**Exercise data:**
(begin)

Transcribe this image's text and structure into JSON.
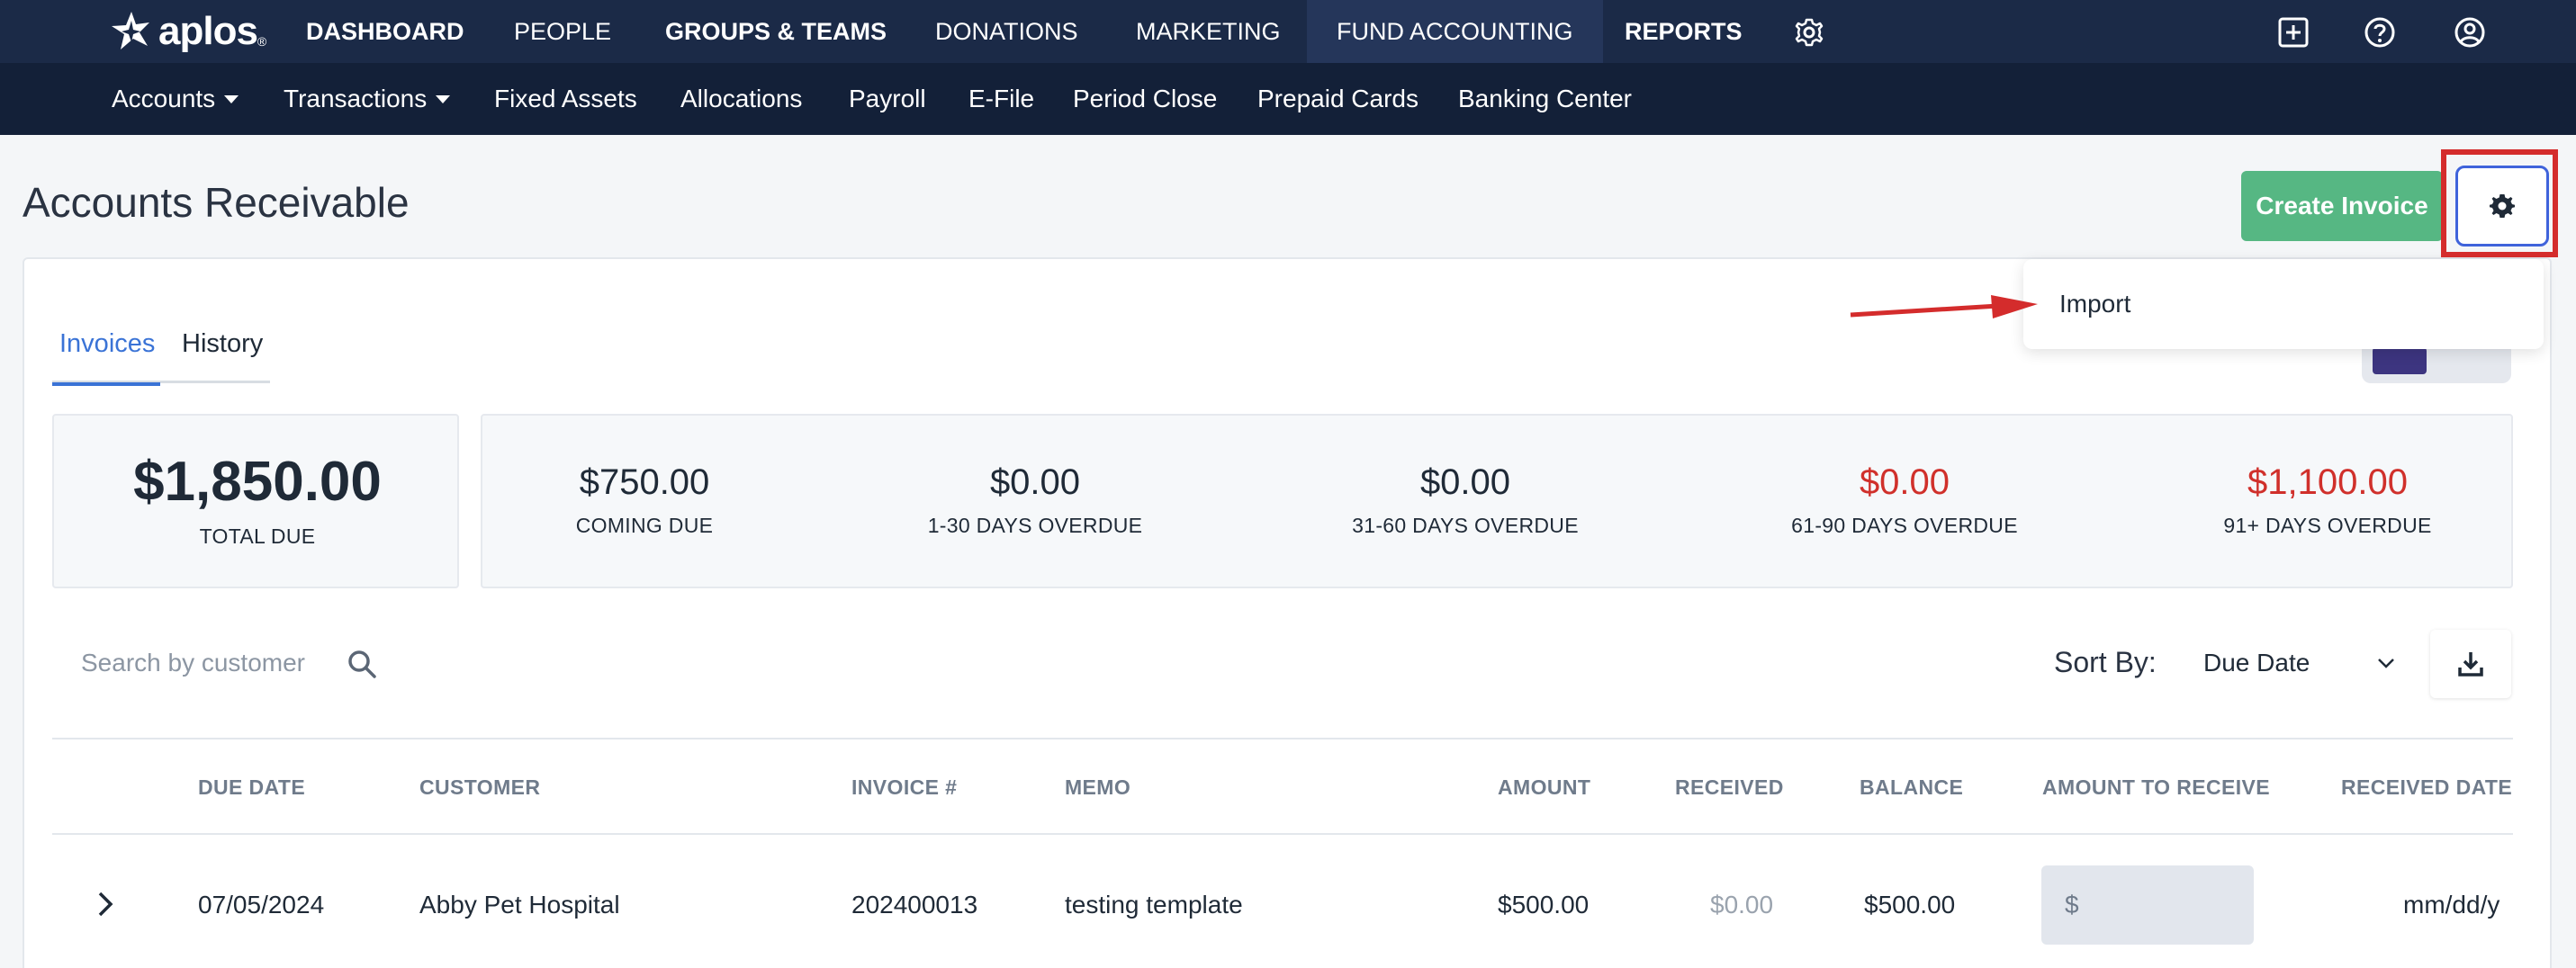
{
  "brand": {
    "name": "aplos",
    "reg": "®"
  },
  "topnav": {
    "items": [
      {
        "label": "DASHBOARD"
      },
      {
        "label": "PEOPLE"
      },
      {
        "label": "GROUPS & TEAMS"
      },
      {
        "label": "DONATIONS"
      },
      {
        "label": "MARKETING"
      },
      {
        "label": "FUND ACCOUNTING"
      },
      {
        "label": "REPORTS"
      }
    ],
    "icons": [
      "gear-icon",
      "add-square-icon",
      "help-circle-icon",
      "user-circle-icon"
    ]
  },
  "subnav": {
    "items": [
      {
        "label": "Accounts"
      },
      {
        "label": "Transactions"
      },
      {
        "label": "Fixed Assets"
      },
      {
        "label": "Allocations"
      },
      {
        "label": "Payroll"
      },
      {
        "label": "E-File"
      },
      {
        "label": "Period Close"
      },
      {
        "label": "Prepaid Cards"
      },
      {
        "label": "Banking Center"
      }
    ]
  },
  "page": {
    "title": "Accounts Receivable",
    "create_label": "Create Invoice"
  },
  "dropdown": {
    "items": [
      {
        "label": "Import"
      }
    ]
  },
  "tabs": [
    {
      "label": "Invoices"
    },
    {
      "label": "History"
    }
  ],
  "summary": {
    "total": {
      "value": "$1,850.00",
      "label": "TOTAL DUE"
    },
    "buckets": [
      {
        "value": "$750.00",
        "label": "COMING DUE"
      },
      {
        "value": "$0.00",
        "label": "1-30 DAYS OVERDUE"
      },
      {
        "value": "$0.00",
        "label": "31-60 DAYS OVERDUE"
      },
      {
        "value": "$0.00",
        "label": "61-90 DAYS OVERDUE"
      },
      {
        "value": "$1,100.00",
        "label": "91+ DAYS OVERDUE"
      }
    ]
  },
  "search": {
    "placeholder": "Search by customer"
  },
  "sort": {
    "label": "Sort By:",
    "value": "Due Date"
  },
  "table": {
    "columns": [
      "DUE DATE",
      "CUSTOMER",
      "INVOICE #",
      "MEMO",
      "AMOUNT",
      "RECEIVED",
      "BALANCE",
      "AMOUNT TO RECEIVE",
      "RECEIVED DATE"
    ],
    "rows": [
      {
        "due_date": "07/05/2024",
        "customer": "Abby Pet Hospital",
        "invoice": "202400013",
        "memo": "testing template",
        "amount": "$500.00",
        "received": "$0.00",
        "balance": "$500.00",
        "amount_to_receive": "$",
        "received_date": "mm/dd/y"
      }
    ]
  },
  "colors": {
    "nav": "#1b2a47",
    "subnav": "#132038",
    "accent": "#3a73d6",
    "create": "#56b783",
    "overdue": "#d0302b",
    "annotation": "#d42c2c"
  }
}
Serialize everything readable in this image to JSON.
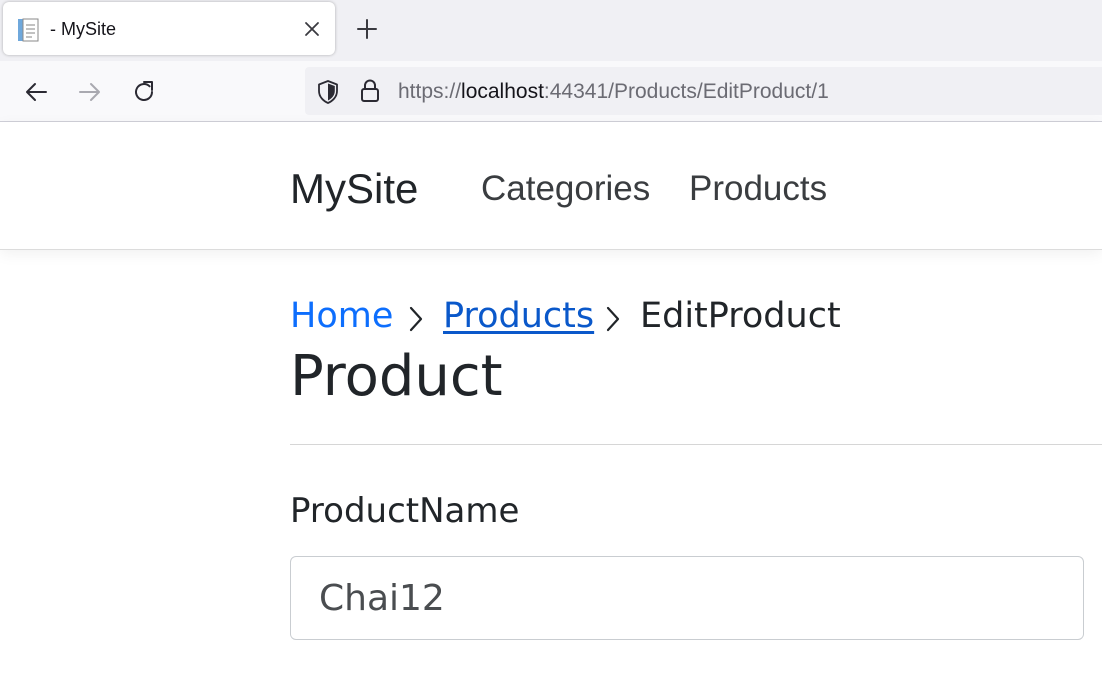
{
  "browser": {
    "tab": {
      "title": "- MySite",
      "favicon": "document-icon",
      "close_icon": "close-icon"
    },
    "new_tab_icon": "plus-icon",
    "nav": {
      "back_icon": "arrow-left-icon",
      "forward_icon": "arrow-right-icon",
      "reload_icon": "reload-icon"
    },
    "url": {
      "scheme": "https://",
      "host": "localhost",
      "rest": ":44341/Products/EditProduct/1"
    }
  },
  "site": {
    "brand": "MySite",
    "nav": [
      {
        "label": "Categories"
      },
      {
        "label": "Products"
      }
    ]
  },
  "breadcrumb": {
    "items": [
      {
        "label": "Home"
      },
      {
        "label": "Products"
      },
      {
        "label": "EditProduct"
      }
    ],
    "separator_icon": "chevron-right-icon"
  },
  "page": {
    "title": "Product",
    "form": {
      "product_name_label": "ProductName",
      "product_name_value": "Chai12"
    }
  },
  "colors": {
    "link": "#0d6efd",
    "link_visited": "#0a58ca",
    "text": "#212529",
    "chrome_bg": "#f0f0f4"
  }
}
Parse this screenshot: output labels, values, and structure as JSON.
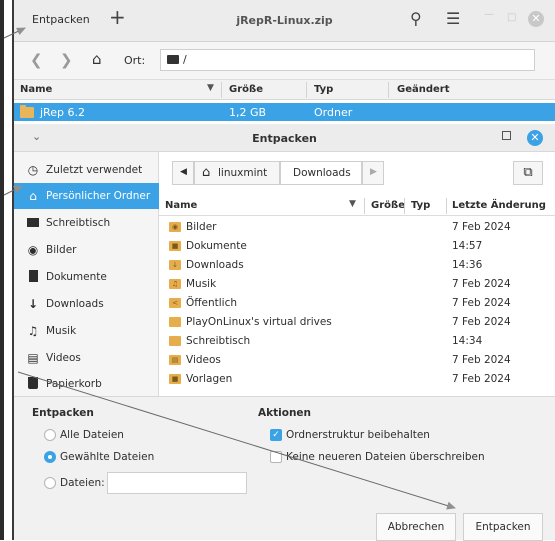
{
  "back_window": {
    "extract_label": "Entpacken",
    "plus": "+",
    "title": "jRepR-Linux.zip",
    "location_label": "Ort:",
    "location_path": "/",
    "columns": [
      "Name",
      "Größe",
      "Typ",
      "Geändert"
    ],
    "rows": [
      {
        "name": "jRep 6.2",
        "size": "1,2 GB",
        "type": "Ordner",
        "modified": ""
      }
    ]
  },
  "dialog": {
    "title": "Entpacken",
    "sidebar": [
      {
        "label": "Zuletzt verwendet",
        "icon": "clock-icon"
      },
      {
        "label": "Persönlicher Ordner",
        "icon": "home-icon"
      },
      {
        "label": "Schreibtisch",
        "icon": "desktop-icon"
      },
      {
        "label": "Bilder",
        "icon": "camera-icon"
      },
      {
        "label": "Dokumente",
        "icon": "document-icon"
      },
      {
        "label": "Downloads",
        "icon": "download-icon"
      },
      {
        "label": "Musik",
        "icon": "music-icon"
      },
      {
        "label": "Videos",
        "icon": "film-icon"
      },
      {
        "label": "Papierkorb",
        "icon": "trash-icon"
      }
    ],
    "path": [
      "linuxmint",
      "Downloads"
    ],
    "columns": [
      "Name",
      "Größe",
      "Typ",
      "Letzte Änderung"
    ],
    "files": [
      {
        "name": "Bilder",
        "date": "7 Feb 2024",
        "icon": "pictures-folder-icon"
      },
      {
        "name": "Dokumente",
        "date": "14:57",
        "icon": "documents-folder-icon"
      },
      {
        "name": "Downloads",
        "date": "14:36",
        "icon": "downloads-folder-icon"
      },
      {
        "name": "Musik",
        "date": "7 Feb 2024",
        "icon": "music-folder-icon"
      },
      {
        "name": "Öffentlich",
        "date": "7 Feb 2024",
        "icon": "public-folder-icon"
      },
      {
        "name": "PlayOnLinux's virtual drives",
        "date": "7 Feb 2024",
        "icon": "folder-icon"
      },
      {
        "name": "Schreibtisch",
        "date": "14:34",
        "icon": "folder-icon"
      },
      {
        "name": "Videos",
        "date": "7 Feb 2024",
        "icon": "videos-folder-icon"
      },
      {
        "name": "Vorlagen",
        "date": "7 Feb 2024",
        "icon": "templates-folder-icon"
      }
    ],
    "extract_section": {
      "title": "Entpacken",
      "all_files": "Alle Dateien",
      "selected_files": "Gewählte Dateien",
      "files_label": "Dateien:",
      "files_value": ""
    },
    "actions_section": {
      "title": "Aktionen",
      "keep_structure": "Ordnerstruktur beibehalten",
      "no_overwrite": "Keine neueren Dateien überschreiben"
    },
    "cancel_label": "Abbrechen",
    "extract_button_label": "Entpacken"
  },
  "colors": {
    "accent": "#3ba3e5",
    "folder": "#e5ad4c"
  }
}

(end)

**Request:**
Go through the lines above. Select every one that has the string "image".

**Completed task:**
Transcribe this image's text and structure into JSON.
Serialize everything readable in this image to JSON.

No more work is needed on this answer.